▸ **Dataset rows**:
= = =
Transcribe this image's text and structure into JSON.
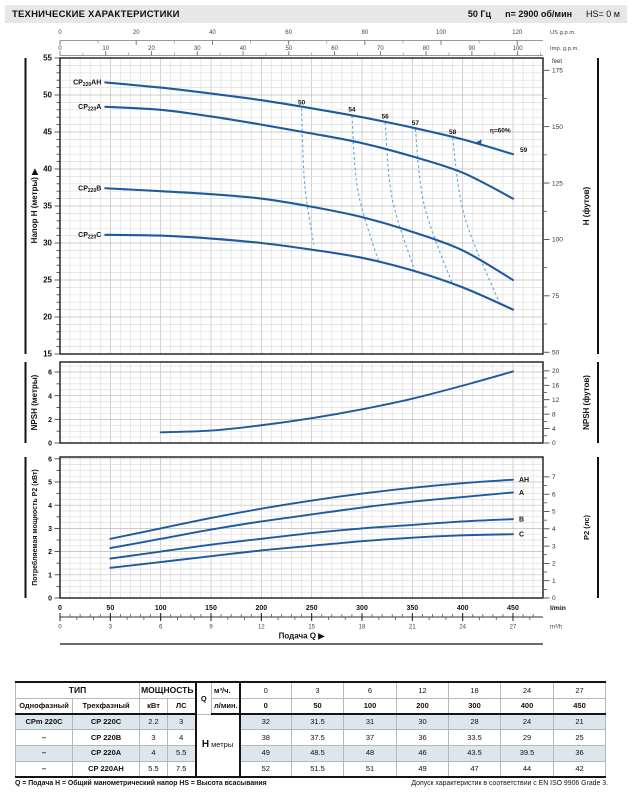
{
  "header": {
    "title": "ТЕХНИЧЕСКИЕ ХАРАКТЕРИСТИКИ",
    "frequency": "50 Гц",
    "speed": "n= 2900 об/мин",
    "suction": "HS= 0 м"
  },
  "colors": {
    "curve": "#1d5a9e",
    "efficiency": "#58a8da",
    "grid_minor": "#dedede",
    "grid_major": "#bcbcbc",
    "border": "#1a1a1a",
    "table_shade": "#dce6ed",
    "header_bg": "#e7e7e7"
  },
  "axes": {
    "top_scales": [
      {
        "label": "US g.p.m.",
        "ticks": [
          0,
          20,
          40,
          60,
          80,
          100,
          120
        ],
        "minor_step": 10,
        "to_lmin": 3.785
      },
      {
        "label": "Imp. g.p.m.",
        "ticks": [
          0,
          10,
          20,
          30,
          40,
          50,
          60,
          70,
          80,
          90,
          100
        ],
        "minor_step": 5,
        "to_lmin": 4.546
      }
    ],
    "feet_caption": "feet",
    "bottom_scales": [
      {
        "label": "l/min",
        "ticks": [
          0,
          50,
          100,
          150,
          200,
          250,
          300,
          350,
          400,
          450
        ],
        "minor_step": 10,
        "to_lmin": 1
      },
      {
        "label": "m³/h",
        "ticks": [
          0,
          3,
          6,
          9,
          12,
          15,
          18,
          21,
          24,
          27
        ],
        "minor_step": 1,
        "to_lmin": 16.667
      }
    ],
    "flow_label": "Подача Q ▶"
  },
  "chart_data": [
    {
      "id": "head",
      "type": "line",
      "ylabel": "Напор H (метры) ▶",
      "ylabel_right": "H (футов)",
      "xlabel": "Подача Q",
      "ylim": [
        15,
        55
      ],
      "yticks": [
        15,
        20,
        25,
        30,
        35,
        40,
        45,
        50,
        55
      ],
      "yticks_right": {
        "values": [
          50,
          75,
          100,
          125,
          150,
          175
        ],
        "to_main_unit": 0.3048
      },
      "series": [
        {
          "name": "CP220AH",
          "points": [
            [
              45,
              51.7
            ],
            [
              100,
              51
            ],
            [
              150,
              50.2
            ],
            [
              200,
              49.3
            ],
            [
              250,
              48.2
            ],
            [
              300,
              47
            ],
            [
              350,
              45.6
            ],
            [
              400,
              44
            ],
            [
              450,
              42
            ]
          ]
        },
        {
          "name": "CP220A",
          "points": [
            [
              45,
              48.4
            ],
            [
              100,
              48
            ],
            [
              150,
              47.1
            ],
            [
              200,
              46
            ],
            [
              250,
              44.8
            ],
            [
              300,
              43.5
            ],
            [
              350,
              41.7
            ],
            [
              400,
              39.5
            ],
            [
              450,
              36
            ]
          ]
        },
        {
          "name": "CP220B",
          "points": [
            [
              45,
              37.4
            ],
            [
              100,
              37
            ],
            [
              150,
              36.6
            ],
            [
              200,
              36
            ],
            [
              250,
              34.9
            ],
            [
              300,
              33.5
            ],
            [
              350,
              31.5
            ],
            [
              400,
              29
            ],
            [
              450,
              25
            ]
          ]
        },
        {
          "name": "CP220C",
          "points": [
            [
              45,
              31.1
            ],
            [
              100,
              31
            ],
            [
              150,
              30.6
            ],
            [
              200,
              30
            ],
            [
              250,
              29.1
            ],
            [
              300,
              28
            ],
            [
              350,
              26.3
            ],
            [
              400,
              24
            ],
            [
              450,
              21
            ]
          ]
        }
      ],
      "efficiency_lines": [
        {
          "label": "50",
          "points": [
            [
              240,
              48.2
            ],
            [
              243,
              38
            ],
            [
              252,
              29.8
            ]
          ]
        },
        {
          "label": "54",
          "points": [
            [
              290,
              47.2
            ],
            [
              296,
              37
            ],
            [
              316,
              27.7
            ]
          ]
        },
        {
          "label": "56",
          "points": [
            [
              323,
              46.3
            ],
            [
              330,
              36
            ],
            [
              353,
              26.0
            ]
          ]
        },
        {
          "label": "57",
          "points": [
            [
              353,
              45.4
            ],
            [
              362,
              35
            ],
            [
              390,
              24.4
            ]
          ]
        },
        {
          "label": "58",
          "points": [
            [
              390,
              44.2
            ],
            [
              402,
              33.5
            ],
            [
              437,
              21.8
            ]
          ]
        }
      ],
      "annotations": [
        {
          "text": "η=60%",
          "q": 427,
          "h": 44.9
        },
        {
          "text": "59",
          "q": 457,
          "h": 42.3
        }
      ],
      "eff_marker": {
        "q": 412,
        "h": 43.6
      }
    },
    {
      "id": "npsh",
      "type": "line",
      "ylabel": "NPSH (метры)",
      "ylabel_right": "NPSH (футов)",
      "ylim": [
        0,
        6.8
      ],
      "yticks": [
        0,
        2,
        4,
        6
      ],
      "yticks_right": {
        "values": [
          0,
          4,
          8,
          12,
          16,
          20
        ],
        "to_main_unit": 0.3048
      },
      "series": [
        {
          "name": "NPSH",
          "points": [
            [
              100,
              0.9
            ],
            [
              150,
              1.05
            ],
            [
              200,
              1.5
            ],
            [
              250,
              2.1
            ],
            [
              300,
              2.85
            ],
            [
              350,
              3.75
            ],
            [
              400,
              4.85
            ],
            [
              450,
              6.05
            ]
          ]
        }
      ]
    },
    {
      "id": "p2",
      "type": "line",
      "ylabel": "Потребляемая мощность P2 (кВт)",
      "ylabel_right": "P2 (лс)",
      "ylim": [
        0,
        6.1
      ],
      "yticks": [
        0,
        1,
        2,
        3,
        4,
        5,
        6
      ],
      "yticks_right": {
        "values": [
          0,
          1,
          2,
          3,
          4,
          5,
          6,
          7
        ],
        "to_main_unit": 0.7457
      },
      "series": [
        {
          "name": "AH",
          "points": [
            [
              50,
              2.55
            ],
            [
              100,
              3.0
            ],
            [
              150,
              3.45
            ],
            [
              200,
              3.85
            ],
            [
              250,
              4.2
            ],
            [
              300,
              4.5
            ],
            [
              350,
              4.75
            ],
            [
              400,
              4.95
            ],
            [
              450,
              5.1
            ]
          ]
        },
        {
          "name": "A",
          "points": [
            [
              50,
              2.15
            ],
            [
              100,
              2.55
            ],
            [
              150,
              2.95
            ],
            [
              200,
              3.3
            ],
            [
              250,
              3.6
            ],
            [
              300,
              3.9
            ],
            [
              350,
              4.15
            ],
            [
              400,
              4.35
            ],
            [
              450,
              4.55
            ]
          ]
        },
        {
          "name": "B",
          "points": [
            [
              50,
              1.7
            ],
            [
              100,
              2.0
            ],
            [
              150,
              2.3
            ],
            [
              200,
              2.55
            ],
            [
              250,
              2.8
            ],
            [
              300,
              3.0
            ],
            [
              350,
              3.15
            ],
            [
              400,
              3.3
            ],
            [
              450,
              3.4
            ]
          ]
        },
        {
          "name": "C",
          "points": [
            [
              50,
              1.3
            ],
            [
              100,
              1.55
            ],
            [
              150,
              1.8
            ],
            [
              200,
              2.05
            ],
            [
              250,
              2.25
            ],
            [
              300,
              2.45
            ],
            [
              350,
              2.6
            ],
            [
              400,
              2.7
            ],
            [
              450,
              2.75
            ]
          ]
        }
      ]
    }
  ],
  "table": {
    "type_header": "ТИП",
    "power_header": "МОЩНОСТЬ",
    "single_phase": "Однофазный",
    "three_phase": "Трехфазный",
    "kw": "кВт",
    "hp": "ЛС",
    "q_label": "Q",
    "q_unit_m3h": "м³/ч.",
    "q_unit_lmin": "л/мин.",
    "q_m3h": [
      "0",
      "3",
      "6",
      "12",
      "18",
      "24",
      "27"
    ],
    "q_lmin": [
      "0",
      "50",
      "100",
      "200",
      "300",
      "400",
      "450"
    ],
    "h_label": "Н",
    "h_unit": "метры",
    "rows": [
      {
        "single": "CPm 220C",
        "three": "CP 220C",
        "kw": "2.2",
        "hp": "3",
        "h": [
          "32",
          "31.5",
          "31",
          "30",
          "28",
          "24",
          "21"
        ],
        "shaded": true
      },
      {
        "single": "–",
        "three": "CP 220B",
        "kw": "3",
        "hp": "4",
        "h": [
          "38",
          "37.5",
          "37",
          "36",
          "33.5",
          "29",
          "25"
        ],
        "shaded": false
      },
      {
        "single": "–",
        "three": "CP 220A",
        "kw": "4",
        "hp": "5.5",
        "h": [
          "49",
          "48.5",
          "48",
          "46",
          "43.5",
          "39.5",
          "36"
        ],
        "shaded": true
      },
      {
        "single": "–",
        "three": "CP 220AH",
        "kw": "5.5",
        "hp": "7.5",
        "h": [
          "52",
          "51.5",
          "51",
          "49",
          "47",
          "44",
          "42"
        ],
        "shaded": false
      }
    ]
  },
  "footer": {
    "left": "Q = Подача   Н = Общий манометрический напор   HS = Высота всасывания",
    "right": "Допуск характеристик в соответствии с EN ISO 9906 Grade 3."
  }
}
= = =
▸ **What needs to be done**: Each line in the data that holds the string "футов" should be found and copied.

▸ **Exercise solution**:
      "ylabel_right": "H (футов)",
      "ylabel_right": "NPSH (футов)",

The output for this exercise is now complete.